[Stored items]
•••••
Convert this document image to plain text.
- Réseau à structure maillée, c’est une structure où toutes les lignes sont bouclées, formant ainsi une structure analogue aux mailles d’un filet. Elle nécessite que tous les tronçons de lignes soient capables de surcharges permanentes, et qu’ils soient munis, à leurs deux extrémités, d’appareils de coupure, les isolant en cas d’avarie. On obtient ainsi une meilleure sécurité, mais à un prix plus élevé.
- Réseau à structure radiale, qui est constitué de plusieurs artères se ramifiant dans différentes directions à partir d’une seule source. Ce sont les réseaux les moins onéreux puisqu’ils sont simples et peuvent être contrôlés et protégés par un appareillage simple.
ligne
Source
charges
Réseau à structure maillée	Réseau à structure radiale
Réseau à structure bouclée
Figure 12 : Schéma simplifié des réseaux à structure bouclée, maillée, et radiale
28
•••••
Stated goal - Copy out every line of the listing that includes the string "structure".

Solution for this problem -
- Réseau à structure maillée, c’est une structure où toutes les lignes sont bouclées, formant ainsi une structure analogue aux mailles d’un filet. Elle nécessite que tous les tronçons de lignes soient capables de surcharges permanentes, et qu’ils soient munis, à leurs deux extrémités, d’appareils de coupure, les isolant en cas d’avarie. On obtient ainsi une meilleure sécurité, mais à un prix plus élevé.
- Réseau à structure radiale, qui est constitué de plusieurs artères se ramifiant dans différentes directions à partir d’une seule source. Ce sont les réseaux les moins onéreux puisqu’ils sont simples et peuvent être contrôlés et protégés par un appareillage simple.
Réseau à structure maillée	Réseau à structure radiale
Réseau à structure bouclée
Figure 12 : Schéma simplifié des réseaux à structure bouclée, maillée, et radiale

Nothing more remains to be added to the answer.